Objective:
Only the number is wanted: count the lines that include the word "structure".

Data for processing:
- - - -

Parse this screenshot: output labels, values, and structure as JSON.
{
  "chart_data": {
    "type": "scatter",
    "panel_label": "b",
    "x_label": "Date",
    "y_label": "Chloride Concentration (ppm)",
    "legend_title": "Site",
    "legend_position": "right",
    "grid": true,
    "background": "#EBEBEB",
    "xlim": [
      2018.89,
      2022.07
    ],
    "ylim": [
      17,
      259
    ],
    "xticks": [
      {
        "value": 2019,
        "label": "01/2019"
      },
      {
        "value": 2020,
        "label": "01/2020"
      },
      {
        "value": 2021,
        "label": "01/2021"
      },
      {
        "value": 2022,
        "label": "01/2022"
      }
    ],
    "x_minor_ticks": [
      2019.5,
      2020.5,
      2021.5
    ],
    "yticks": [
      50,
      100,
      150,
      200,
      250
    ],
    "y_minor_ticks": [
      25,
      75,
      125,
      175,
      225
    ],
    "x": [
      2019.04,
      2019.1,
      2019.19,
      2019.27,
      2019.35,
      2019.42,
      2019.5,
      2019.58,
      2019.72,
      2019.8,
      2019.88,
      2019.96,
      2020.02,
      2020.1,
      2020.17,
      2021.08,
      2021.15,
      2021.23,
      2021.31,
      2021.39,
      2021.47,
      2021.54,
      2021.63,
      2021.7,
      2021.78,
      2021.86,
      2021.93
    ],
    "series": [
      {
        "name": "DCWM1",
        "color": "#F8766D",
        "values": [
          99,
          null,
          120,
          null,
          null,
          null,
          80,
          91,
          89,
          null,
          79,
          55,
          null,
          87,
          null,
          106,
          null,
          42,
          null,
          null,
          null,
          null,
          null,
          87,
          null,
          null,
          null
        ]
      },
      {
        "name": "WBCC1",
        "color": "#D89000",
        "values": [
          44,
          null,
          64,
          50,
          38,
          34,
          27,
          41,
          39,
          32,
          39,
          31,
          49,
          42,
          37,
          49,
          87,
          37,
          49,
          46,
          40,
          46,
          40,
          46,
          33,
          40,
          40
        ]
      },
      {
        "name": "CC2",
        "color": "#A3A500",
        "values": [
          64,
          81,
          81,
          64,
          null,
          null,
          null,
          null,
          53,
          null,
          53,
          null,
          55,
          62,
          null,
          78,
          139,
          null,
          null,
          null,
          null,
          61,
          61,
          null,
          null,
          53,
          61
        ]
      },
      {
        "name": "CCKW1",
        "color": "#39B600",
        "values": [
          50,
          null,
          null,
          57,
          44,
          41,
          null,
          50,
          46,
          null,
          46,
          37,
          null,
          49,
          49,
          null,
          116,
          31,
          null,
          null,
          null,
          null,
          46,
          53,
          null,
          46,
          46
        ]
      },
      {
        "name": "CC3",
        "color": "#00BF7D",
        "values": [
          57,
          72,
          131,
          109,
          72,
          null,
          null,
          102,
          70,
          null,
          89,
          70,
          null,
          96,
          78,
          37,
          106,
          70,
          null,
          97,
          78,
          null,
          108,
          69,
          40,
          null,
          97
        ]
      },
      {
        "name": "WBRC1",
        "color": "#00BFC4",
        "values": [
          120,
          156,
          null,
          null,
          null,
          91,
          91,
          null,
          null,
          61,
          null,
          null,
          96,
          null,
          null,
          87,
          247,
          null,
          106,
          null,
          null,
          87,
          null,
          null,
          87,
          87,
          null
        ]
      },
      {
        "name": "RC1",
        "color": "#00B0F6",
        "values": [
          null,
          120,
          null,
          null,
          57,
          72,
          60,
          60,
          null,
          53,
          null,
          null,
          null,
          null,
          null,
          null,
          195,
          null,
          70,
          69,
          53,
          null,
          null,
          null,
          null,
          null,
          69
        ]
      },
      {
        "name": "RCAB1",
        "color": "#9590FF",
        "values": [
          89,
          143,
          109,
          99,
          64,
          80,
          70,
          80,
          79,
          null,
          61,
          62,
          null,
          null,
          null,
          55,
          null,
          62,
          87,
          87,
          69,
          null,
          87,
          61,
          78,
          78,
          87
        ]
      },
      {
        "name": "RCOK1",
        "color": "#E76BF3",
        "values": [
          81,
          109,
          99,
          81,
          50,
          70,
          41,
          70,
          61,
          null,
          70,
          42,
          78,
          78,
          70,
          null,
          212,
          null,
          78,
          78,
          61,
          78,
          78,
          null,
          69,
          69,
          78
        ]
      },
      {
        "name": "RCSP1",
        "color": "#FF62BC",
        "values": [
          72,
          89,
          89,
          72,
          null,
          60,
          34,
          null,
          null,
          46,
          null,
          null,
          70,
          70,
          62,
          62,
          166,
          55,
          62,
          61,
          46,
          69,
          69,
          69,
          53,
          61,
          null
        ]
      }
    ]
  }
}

- - - -

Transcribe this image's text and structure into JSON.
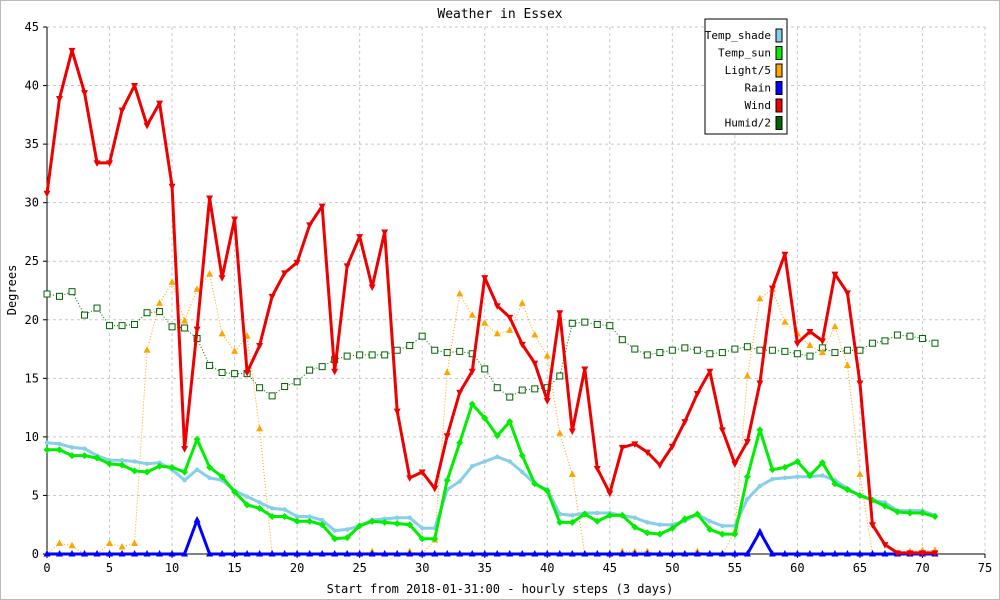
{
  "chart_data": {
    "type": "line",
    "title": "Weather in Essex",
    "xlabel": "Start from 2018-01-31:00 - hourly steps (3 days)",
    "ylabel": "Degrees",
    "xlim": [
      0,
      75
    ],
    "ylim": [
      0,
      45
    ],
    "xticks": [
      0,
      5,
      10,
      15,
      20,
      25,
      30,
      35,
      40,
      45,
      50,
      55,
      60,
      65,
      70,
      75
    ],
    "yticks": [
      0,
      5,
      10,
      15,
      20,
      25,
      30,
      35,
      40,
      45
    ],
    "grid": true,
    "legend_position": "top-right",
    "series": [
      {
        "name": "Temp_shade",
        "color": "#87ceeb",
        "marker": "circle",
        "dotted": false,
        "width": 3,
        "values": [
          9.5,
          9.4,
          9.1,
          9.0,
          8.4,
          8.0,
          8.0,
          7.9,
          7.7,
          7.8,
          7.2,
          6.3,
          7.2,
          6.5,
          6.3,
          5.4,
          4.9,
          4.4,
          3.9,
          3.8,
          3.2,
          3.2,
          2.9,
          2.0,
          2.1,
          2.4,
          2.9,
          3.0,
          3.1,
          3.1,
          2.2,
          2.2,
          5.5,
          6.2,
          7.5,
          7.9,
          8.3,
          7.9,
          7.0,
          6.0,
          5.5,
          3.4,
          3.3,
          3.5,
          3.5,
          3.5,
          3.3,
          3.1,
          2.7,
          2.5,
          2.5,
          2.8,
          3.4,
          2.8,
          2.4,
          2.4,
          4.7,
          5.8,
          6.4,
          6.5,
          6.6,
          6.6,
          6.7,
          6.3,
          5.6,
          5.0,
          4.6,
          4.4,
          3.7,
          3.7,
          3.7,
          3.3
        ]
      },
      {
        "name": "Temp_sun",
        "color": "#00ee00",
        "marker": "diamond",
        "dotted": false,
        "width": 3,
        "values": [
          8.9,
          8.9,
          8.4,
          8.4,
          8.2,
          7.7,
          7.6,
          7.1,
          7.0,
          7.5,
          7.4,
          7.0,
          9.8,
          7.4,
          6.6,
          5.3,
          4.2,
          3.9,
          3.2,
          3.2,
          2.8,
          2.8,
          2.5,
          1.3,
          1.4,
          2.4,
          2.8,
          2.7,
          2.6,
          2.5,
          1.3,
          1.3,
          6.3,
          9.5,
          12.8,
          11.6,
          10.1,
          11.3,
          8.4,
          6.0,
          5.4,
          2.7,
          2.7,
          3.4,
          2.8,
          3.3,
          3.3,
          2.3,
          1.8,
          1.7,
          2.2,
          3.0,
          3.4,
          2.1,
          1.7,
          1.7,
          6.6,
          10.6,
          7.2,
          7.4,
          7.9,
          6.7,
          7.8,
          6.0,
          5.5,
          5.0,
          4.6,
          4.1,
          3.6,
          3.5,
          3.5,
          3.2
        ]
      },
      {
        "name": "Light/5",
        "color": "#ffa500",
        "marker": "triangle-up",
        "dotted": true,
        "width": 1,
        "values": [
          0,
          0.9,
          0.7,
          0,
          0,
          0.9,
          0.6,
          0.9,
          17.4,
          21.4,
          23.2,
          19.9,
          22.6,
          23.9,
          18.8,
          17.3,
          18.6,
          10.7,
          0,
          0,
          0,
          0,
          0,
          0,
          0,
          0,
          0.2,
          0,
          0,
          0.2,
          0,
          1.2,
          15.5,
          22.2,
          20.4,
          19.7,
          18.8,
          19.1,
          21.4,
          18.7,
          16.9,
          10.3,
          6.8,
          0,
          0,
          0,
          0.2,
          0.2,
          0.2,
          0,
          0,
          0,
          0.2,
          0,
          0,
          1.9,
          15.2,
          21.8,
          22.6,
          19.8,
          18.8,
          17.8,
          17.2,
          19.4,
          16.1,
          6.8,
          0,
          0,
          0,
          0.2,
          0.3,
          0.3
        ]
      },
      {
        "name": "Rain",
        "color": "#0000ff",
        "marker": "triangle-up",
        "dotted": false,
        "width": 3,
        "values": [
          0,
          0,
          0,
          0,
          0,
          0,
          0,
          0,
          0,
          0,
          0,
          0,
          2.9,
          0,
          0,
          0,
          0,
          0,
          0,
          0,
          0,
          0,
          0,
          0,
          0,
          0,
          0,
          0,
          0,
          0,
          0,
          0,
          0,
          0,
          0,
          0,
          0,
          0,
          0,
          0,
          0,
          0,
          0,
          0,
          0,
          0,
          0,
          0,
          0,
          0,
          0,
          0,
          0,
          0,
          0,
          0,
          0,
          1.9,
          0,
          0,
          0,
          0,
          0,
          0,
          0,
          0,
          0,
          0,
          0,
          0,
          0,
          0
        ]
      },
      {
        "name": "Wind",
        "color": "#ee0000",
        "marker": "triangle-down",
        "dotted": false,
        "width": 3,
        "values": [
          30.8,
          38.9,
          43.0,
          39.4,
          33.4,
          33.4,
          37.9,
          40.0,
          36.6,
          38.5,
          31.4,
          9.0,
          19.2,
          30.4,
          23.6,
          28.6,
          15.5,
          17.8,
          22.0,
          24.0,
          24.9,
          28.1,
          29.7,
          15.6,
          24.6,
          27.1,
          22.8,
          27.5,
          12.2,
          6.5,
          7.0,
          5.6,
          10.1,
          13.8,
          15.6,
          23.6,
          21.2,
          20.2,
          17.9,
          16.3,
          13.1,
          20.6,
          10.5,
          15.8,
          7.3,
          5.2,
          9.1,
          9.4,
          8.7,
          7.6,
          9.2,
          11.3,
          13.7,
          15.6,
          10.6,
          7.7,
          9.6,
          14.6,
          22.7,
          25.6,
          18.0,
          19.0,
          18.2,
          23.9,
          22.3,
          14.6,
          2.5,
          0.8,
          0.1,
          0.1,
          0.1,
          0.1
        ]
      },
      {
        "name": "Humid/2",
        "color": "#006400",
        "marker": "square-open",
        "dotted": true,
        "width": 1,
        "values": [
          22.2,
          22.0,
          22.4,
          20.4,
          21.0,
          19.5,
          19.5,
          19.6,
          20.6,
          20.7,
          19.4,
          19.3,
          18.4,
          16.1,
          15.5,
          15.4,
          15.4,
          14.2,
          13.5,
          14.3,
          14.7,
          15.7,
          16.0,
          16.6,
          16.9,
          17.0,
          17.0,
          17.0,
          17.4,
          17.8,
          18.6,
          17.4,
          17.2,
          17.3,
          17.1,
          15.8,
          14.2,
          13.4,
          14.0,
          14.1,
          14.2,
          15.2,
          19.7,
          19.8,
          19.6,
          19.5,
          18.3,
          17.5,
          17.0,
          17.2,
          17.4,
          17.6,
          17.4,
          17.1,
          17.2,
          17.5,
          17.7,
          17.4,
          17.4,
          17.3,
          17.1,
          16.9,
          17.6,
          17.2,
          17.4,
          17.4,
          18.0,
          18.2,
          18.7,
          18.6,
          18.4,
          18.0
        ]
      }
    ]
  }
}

- - - -

Problem solution:
2